Task brief
Give only the number of lines in these records that contain the word "линейного".

Entries taken from a collection
***

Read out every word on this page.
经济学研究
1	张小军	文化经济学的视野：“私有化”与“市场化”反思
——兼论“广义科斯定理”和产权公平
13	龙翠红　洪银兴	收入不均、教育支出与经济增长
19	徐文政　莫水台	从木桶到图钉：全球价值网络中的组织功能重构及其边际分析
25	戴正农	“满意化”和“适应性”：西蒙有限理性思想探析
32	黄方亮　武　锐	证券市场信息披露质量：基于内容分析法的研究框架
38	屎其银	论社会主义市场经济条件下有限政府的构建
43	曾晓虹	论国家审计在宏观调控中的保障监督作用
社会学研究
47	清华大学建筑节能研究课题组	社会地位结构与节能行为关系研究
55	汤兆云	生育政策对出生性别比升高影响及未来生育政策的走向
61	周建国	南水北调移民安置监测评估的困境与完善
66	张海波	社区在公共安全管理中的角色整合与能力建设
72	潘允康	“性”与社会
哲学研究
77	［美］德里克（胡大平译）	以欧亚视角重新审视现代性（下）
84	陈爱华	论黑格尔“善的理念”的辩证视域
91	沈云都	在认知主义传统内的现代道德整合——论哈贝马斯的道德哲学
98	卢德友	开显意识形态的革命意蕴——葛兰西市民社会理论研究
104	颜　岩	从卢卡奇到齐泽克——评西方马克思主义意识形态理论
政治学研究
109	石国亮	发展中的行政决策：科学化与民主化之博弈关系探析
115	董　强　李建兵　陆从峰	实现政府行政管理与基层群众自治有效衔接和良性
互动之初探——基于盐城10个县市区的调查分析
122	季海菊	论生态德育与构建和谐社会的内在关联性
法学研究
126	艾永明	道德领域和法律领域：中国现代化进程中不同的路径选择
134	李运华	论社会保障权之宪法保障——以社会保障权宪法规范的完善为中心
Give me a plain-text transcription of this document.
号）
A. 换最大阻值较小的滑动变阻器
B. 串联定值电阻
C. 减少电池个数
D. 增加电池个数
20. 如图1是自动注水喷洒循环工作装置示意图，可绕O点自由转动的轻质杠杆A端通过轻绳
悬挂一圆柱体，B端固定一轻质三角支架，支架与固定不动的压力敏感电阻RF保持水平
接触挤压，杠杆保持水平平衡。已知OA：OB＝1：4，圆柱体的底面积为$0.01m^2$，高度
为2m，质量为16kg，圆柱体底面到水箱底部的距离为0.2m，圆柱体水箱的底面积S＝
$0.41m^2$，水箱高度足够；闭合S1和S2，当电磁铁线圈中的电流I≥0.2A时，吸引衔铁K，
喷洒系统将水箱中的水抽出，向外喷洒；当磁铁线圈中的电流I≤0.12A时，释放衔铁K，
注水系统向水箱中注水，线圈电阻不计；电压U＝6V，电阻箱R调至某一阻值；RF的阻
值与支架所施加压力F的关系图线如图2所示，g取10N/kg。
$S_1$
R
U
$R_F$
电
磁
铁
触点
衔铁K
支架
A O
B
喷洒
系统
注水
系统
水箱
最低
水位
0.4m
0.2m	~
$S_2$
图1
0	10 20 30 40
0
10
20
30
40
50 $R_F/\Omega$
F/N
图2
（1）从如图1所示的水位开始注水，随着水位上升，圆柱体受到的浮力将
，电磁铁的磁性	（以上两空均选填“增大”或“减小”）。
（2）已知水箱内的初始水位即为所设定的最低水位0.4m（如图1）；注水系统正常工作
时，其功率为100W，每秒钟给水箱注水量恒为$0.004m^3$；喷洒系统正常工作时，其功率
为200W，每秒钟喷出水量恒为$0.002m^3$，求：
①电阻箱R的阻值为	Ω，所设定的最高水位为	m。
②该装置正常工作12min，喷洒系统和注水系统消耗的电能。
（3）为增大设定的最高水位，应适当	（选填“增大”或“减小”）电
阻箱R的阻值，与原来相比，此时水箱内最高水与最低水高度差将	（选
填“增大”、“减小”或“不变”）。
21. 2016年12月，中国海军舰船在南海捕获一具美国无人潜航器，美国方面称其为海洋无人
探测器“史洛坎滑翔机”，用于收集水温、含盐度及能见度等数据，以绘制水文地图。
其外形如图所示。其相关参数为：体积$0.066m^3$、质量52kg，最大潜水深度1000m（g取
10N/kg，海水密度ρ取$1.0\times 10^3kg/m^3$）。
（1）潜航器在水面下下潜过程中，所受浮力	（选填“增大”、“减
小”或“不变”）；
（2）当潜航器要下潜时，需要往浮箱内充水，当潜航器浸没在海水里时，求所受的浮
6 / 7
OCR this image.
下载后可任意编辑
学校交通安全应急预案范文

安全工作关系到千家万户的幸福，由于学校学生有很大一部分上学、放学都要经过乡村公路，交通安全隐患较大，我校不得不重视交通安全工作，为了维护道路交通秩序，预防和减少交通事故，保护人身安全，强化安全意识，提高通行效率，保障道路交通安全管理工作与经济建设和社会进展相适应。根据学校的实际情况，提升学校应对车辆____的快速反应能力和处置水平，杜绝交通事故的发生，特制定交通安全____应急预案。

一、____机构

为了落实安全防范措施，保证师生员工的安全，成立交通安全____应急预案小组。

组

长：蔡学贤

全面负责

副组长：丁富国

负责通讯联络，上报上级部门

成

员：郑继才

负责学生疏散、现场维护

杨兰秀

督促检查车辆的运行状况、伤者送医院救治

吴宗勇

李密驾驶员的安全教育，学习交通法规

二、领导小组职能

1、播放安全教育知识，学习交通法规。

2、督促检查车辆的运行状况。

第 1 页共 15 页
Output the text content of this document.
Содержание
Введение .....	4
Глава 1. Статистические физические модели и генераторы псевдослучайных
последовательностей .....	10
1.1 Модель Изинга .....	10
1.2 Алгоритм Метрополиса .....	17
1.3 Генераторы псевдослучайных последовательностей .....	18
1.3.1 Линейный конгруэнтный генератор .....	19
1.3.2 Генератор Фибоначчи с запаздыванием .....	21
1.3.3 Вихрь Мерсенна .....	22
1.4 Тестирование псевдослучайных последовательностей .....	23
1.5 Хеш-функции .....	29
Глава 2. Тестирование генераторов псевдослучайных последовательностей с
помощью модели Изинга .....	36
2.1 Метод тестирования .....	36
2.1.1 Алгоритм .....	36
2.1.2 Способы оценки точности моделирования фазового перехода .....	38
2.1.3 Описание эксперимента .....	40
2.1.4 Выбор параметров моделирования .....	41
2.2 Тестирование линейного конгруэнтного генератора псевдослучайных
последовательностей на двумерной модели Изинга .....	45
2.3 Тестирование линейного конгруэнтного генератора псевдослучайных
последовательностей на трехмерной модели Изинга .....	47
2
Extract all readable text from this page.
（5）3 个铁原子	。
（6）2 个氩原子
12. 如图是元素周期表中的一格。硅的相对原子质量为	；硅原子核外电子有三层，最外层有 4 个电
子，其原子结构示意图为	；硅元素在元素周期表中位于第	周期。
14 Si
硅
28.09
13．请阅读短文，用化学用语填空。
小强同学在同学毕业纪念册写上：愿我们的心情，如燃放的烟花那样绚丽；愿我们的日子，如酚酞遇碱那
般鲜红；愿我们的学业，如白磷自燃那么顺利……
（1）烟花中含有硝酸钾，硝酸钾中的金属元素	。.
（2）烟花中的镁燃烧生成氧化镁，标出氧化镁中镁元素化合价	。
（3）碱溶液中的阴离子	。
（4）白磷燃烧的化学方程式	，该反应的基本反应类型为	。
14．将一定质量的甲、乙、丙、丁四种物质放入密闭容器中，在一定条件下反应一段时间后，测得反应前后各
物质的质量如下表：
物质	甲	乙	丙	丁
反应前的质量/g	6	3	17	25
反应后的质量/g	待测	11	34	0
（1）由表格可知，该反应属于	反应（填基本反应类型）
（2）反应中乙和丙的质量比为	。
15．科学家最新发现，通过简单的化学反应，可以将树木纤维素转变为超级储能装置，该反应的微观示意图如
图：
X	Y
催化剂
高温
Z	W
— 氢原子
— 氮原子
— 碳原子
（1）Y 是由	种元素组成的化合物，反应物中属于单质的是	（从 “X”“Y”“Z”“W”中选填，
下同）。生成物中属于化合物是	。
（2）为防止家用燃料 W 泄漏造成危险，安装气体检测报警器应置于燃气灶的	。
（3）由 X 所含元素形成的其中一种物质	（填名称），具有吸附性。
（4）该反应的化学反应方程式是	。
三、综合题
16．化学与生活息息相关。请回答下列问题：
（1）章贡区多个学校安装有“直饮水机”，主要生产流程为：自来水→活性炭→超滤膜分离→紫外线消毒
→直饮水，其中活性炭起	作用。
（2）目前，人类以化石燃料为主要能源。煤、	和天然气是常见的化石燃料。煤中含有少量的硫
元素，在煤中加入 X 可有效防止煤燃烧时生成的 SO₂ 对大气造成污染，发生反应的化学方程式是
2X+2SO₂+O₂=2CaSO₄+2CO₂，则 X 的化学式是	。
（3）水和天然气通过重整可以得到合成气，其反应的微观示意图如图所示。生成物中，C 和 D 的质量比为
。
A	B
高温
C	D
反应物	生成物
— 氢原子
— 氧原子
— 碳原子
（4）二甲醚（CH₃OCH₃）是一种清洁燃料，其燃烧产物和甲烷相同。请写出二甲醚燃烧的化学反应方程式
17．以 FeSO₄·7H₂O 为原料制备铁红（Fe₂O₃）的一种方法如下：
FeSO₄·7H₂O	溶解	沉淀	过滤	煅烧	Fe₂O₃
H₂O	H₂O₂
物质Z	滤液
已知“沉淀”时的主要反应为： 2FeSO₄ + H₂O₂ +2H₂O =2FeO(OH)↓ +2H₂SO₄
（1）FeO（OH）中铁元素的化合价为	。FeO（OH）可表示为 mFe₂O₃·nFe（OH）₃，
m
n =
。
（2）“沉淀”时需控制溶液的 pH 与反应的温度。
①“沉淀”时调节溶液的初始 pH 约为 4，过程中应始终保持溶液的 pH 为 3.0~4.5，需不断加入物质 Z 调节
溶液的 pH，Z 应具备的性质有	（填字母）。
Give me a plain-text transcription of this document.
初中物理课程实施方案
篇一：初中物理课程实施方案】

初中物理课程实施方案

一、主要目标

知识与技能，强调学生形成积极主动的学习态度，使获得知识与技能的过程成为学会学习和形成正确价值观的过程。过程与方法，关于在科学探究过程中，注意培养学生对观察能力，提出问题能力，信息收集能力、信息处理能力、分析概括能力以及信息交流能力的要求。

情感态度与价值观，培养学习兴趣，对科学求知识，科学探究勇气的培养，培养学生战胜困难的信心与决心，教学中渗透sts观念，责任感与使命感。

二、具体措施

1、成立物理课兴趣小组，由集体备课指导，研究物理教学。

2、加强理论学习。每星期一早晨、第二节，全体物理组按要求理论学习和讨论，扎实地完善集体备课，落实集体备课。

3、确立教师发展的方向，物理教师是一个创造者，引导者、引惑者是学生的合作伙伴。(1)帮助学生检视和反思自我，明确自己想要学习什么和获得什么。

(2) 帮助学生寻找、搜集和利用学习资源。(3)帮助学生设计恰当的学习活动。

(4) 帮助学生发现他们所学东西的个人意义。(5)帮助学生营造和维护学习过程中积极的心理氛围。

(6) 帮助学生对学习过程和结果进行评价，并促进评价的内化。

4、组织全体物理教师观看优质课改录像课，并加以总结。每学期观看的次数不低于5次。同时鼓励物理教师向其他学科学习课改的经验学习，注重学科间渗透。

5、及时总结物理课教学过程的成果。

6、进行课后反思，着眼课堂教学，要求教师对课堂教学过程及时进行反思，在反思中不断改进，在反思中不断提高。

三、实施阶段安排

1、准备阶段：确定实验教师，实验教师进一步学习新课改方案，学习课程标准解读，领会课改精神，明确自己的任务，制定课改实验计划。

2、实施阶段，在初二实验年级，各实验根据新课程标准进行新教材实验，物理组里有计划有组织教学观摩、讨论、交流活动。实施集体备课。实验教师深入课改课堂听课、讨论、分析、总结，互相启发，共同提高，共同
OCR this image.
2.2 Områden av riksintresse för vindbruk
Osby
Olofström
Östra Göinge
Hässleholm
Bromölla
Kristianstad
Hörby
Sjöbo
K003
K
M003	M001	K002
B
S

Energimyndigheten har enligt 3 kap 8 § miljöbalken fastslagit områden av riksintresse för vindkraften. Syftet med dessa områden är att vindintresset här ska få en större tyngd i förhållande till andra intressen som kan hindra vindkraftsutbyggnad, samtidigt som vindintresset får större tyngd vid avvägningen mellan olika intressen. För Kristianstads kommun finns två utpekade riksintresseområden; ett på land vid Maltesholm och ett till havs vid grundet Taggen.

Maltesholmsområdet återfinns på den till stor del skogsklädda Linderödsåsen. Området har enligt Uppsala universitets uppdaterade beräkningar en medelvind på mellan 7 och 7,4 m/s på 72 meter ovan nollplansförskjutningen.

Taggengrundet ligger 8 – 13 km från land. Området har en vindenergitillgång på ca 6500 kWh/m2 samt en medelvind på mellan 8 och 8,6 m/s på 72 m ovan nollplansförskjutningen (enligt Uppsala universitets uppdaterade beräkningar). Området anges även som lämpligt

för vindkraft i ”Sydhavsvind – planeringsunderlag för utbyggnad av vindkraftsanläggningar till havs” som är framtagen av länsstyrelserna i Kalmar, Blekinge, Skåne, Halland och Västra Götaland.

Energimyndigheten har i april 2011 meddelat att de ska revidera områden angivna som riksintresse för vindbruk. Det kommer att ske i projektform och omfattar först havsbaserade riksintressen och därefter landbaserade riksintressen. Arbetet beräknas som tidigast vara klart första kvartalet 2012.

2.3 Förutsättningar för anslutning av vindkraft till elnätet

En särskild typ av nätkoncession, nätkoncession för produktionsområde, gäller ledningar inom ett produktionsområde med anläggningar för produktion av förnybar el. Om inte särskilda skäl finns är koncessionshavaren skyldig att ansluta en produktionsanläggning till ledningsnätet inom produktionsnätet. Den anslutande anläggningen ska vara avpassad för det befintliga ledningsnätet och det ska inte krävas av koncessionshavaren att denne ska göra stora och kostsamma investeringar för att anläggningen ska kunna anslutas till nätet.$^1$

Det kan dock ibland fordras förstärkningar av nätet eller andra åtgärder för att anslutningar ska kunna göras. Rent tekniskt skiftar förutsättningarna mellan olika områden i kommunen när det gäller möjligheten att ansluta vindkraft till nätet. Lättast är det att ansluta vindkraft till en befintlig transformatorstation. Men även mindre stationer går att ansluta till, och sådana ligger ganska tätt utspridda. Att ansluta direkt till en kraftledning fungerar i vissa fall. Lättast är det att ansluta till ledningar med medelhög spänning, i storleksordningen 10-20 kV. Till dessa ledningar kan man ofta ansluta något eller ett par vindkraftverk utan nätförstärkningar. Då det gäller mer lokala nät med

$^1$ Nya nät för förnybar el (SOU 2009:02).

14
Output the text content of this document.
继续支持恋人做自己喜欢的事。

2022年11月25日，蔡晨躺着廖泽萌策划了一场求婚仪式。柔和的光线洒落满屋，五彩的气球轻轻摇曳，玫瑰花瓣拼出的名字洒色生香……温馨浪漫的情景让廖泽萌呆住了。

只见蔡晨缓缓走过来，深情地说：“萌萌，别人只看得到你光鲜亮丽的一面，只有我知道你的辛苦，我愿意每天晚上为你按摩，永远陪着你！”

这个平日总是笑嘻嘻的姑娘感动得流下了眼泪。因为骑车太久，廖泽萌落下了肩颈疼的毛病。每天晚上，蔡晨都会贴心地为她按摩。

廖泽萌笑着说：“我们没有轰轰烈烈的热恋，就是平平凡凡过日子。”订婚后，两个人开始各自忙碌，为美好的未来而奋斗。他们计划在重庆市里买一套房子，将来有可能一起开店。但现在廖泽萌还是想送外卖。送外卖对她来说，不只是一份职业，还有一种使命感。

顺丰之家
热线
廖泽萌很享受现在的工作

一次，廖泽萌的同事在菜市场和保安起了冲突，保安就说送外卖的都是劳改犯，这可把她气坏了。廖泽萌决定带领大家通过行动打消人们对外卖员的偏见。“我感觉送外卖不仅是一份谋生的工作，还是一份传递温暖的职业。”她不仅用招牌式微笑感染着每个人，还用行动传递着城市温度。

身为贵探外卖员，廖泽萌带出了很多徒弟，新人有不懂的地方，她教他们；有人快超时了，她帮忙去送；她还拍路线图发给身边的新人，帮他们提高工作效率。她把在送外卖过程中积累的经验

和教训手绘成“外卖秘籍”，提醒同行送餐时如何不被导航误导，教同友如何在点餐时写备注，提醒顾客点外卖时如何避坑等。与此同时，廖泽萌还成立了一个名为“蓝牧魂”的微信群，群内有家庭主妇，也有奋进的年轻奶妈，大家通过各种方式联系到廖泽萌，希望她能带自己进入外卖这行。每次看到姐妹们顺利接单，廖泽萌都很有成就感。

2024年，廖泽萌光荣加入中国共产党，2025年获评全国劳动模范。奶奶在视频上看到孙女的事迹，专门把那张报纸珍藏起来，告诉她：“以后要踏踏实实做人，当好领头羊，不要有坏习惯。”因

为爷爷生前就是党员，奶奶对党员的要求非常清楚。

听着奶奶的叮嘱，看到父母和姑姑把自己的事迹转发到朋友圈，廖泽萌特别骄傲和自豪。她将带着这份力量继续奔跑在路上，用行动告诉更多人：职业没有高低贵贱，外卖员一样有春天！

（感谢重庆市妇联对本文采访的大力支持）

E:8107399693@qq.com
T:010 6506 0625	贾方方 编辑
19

***

Result of the task
2